Lines of data:
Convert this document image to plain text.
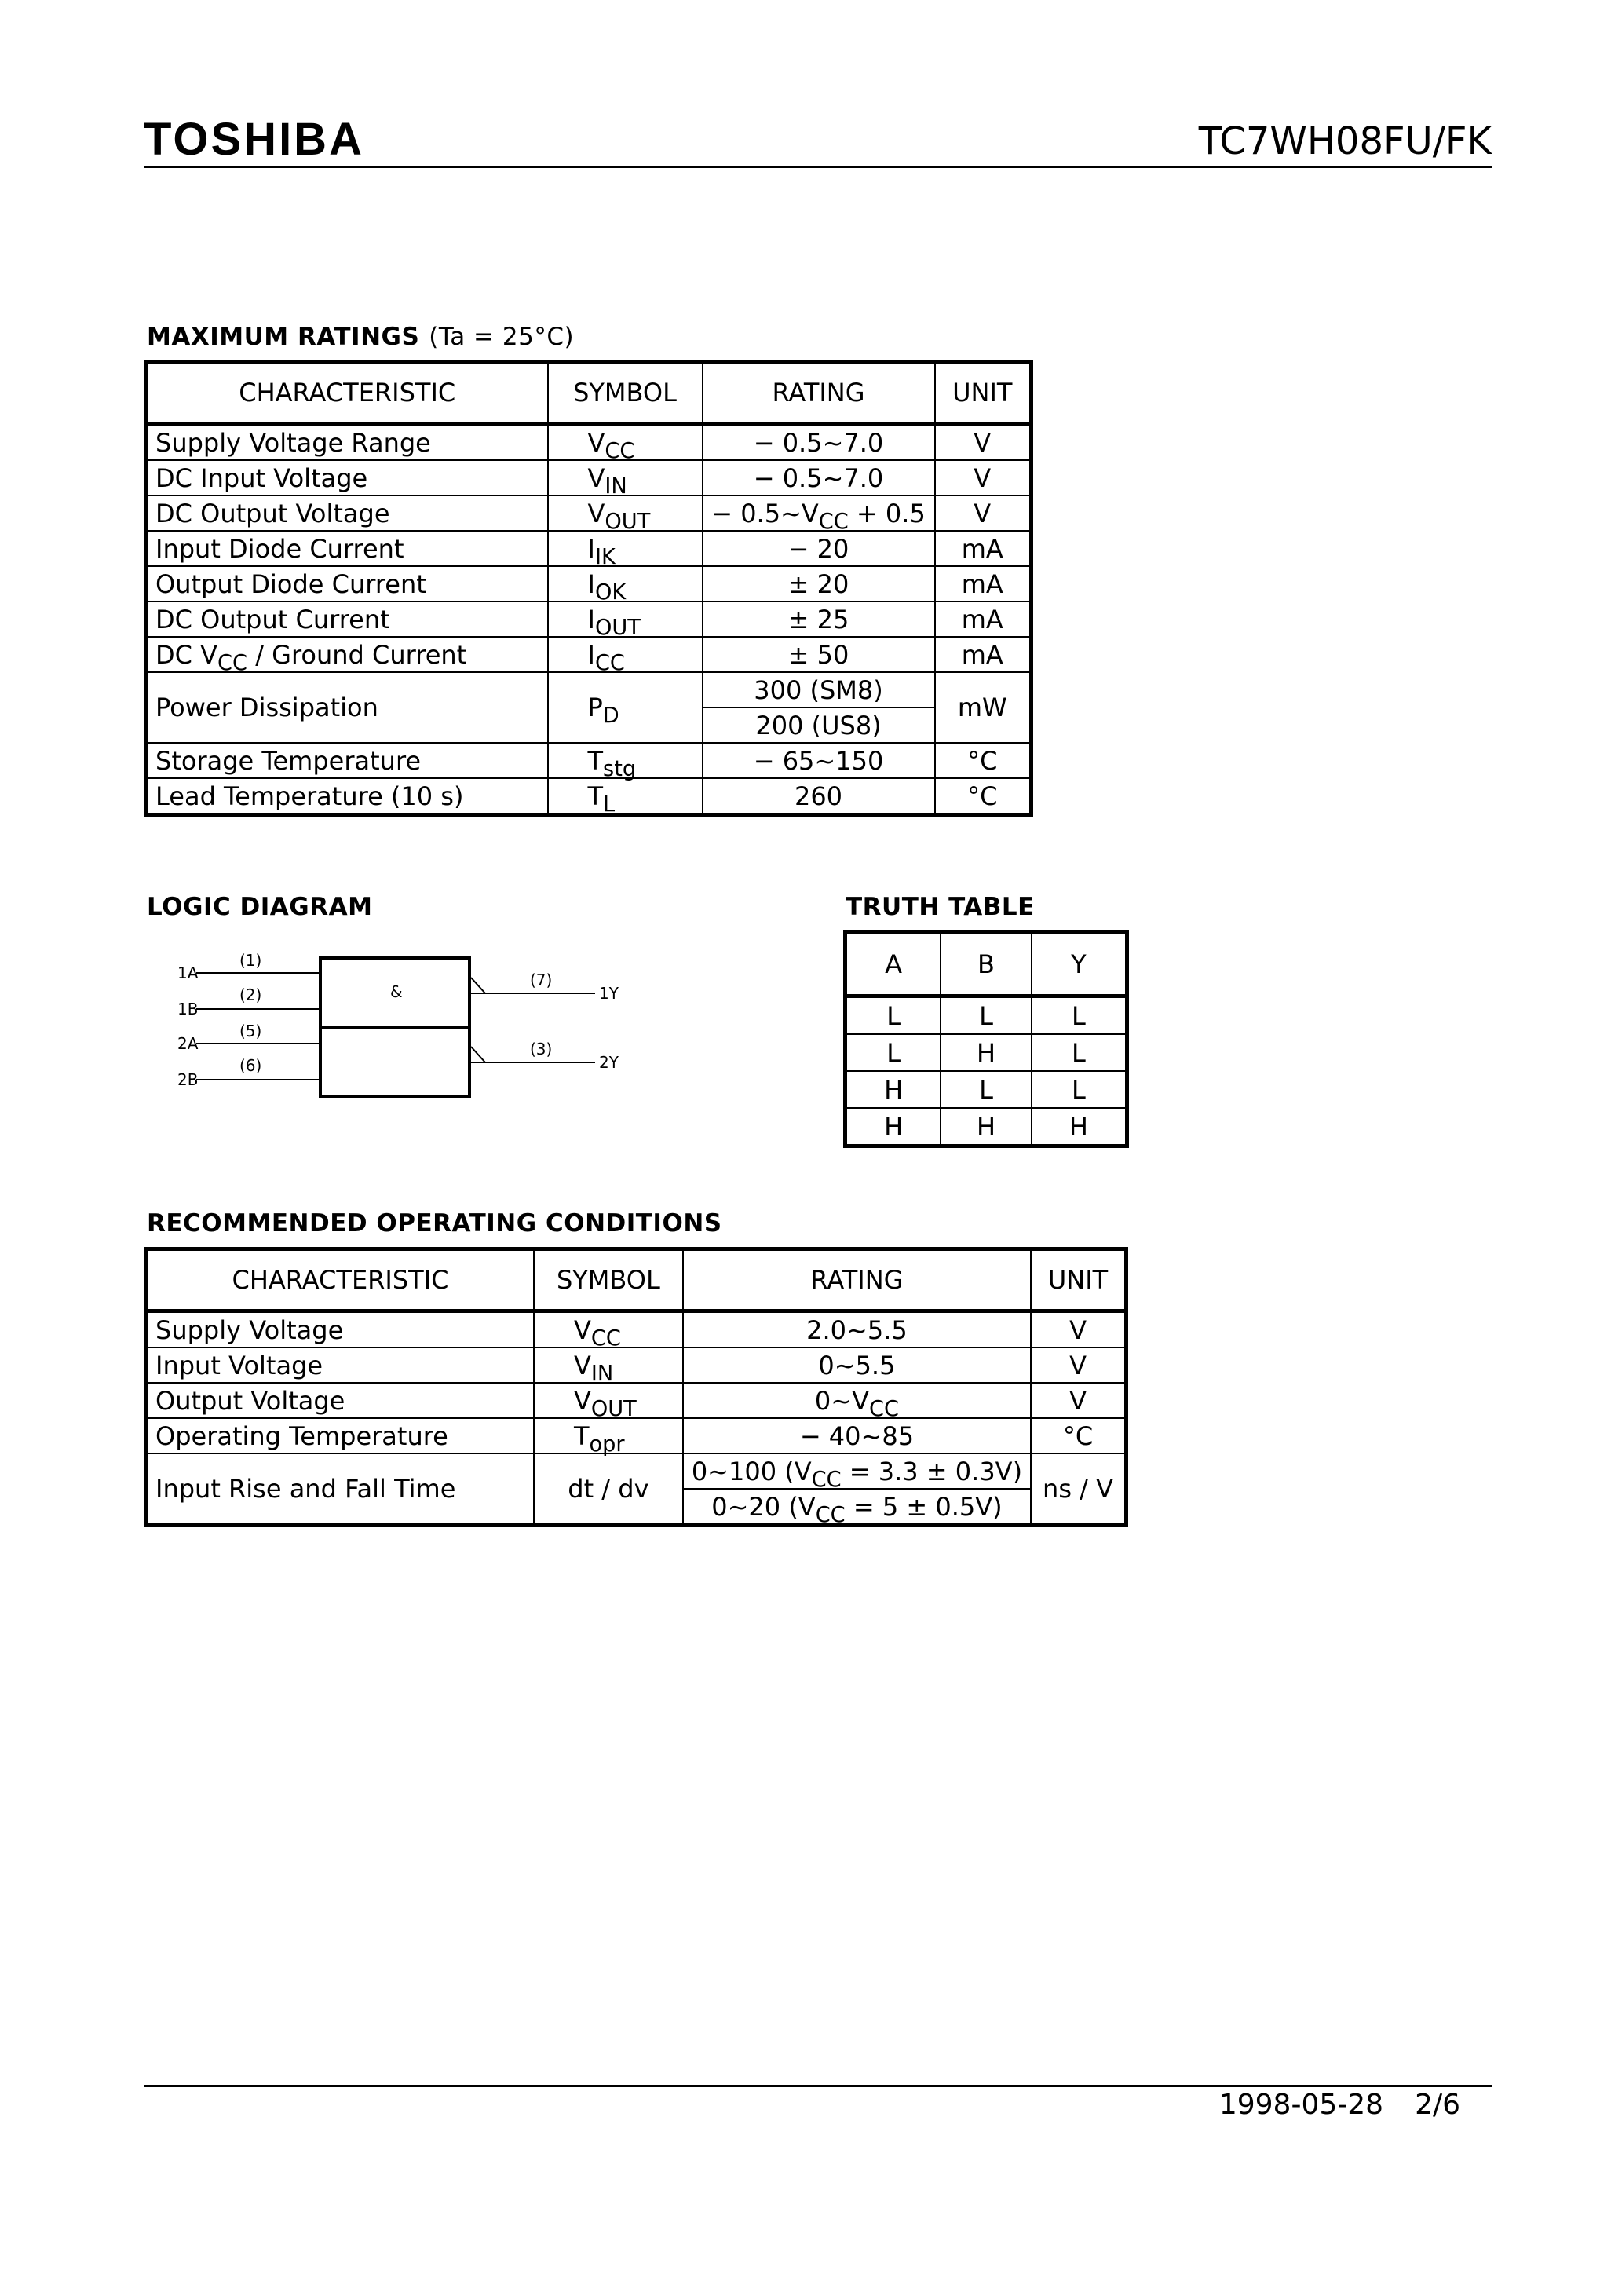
TOSHIBA	TC7WH08FU/FK
MAXIMUM RATINGS (Ta = 25°C)
CHARACTERISTIC	SYMBOL	RATING	UNIT
Supply Voltage Range	$V_{CC}$	− 0.5~7.0	V
DC Input Voltage	$V_{IN}$	− 0.5~7.0	V
DC Output Voltage	$V_{OUT}$	− $0.5\sim V_{CC} + 0.5$	V
Input Diode Current	$I_{IK}$	− 20	mA
Output Diode Current	$I_{OK}$	± 20	mA
DC Output Current	$I_{OUT}$	± 25	mA
DC $V_{CC}$ / Ground Current	$I_{CC}$	± 50	mA
Power Dissipation	$P_D$	300 (SM8)	mW
		200 (US8)	
Storage Temperature	$T_{stg}$	− 65~150	°C
Lead Temperature (10 s)	$T_L$	260	°C
LOGIC DIAGRAM
&
1A
1B
2A
2B
(1)
(2)
(5)
(6)
1Y
2Y
(7)
(3)
TRUTH TABLE
A	B	Y
L	L	L
L	H	L
H	L	L
H	H	H
RECOMMENDED OPERATING CONDITIONS
CHARACTERISTIC	SYMBOL	RATING	UNIT
Supply Voltage	$V_{CC}$	2.0~5.5	V
Input Voltage	$V_{IN}$	0~5.5	V
Output Voltage	$V_{OUT}$	$0\sim V_{CC}$	V
Operating Temperature	$T_{opr}$	− 40~85	°C
Input Rise and Fall Time	dt / dv	0~100 $(V_{CC} = 3.3 \pm 0.3V)$	ns / V
		0~20 $(V_{CC} = 5 \pm 0.5V)$	
1998-05-28 2/6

INSTRUCTION: Return all the entries word for word, but omit any pictures they contain.

THE REPLY:
Convert this document image to plain text.
TOSHIBA	TC7WH08FU/FK
MAXIMUM RATINGS (Ta = 25°C)
CHARACTERISTIC	SYMBOL	RATING	UNIT
Supply Voltage Range	$V_{CC}$	− 0.5~7.0	V
DC Input Voltage	$V_{IN}$	− 0.5~7.0	V
DC Output Voltage	$V_{OUT}$	− $0.5\sim V_{CC} + 0.5$	V
Input Diode Current	$I_{IK}$	− 20	mA
Output Diode Current	$I_{OK}$	± 20	mA
DC Output Current	$I_{OUT}$	± 25	mA
DC $V_{CC}$ / Ground Current	$I_{CC}$	± 50	mA
Power Dissipation	$P_D$	300 (SM8)	mW
		200 (US8)	
Storage Temperature	$T_{stg}$	− 65~150	°C
Lead Temperature (10 s)	$T_L$	260	°C
LOGIC DIAGRAM
&
1A
1B
2A
2B
(1)
(2)
(5)
(6)
1Y
2Y
(7)
(3)
TRUTH TABLE
A	B	Y
L	L	L
L	H	L
H	L	L
H	H	H
RECOMMENDED OPERATING CONDITIONS
CHARACTERISTIC	SYMBOL	RATING	UNIT
Supply Voltage	$V_{CC}$	2.0~5.5	V
Input Voltage	$V_{IN}$	0~5.5	V
Output Voltage	$V_{OUT}$	$0\sim V_{CC}$	V
Operating Temperature	$T_{opr}$	− 40~85	°C
Input Rise and Fall Time	dt / dv	0~100 $(V_{CC} = 3.3 \pm 0.3V)$	ns / V
		0~20 $(V_{CC} = 5 \pm 0.5V)$	
1998-05-28 2/6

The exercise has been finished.